The task: Pick out all lines of the entries that include the word "United" and copy them.

Stored rows:
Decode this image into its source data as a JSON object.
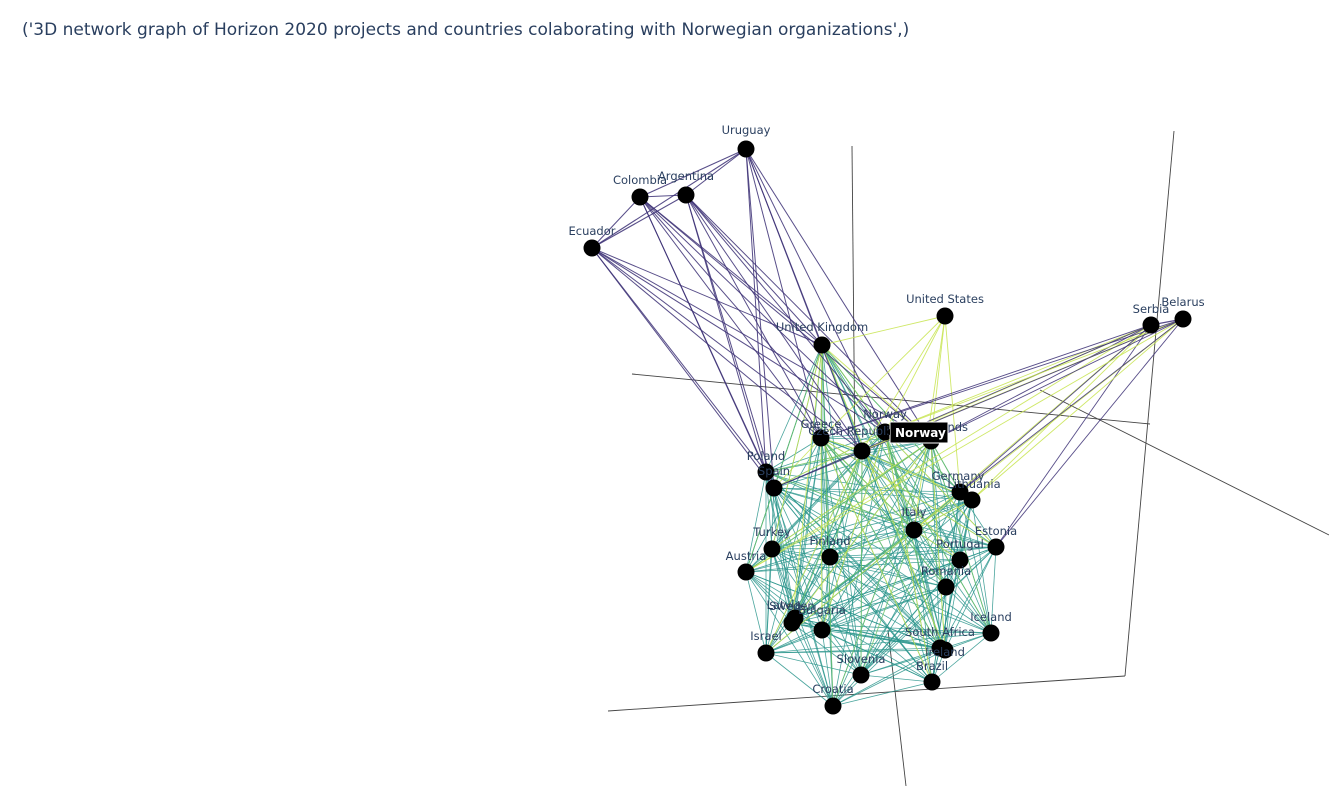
{
  "title": "('3D network graph of Horizon 2020 projects and countries colaborating with Norwegian organizations',)",
  "hover_label": "Norway",
  "colors": {
    "node": "#000000",
    "axis": "#444444",
    "label": "#2a3f5f",
    "edge_purple": "#3b2f74",
    "edge_teal": "#2a958c",
    "edge_green": "#6cc36a",
    "edge_yellow": "#c7e44e",
    "hover_bg": "#000000"
  },
  "chart_data": {
    "type": "network-3d",
    "title": "('3D network graph of Horizon 2020 projects and countries colaborating with Norwegian organizations',)",
    "highlighted_node": "Norway",
    "colorscale": "viridis",
    "nodes": [
      {
        "name": "Uruguay"
      },
      {
        "name": "Colombia"
      },
      {
        "name": "Argentina"
      },
      {
        "name": "Ecuador"
      },
      {
        "name": "United States"
      },
      {
        "name": "Serbia"
      },
      {
        "name": "Belarus"
      },
      {
        "name": "United Kingdom"
      },
      {
        "name": "Norway"
      },
      {
        "name": "Greece"
      },
      {
        "name": "Czech Republic"
      },
      {
        "name": "Netherlands"
      },
      {
        "name": "Poland"
      },
      {
        "name": "Spain"
      },
      {
        "name": "Germany"
      },
      {
        "name": "Lithuania"
      },
      {
        "name": "Italy"
      },
      {
        "name": "Turkey"
      },
      {
        "name": "Finland"
      },
      {
        "name": "Estonia"
      },
      {
        "name": "Austria"
      },
      {
        "name": "Portugal"
      },
      {
        "name": "Romania"
      },
      {
        "name": "Latvia"
      },
      {
        "name": "Sweden"
      },
      {
        "name": "Bulgaria"
      },
      {
        "name": "Iceland"
      },
      {
        "name": "Israel"
      },
      {
        "name": "South Africa"
      },
      {
        "name": "Ireland"
      },
      {
        "name": "Slovenia"
      },
      {
        "name": "Brazil"
      },
      {
        "name": "Croatia"
      }
    ]
  }
}
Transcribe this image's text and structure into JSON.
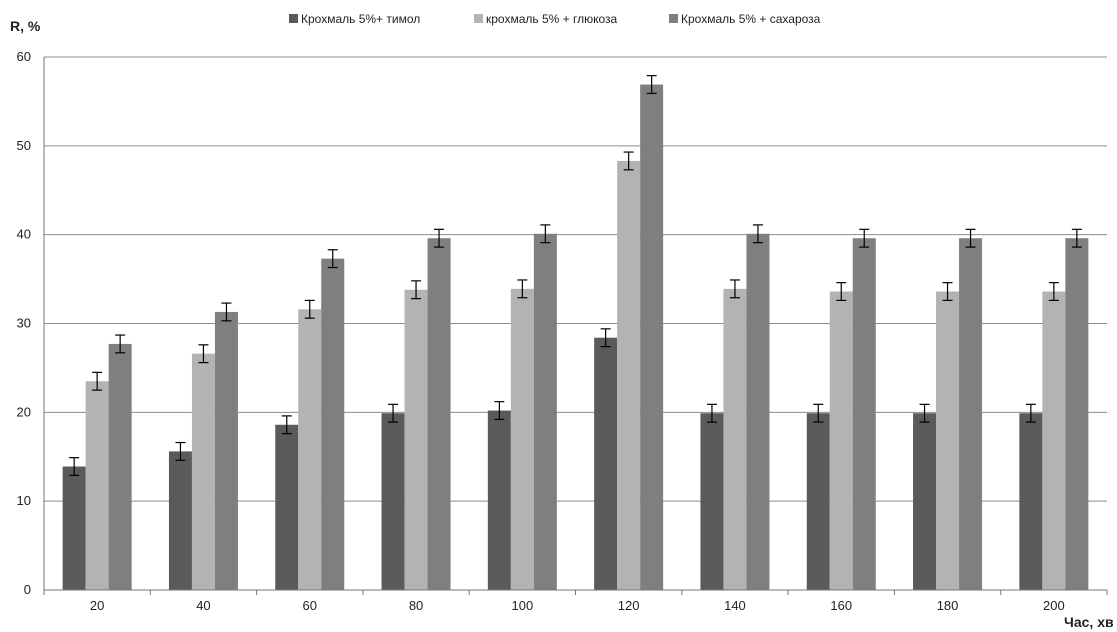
{
  "chart_data": {
    "type": "bar",
    "title": "",
    "ylabel": "R, %",
    "xlabel": "Час, хв",
    "categories": [
      "20",
      "40",
      "60",
      "80",
      "100",
      "120",
      "140",
      "160",
      "180",
      "200"
    ],
    "ylim": [
      0,
      60
    ],
    "yticks": [
      0,
      10,
      20,
      30,
      40,
      50,
      60
    ],
    "grid": true,
    "legend_position": "top",
    "error_bars": true,
    "series": [
      {
        "name": "Крохмаль 5%+ тимол",
        "color": "#5a5a5a",
        "values": [
          13.9,
          15.6,
          18.6,
          19.9,
          20.2,
          28.4,
          19.9,
          19.9,
          19.9,
          19.9
        ],
        "errors": [
          1.0,
          1.0,
          1.0,
          1.0,
          1.0,
          1.0,
          1.0,
          1.0,
          1.0,
          1.0
        ]
      },
      {
        "name": "крохмаль 5% + глюкоза",
        "color": "#b3b3b3",
        "values": [
          23.5,
          26.6,
          31.6,
          33.8,
          33.9,
          48.3,
          33.9,
          33.6,
          33.6,
          33.6
        ],
        "errors": [
          1.0,
          1.0,
          1.0,
          1.0,
          1.0,
          1.0,
          1.0,
          1.0,
          1.0,
          1.0
        ]
      },
      {
        "name": "Крохмаль 5% + сахароза",
        "color": "#7f7f7f",
        "values": [
          27.7,
          31.3,
          37.3,
          39.6,
          40.1,
          56.9,
          40.1,
          39.6,
          39.6,
          39.6
        ],
        "errors": [
          1.0,
          1.0,
          1.0,
          1.0,
          1.0,
          1.0,
          1.0,
          1.0,
          1.0,
          1.0
        ]
      }
    ]
  }
}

Task response:
        "name": "United States"
        "name": "United Kingdom"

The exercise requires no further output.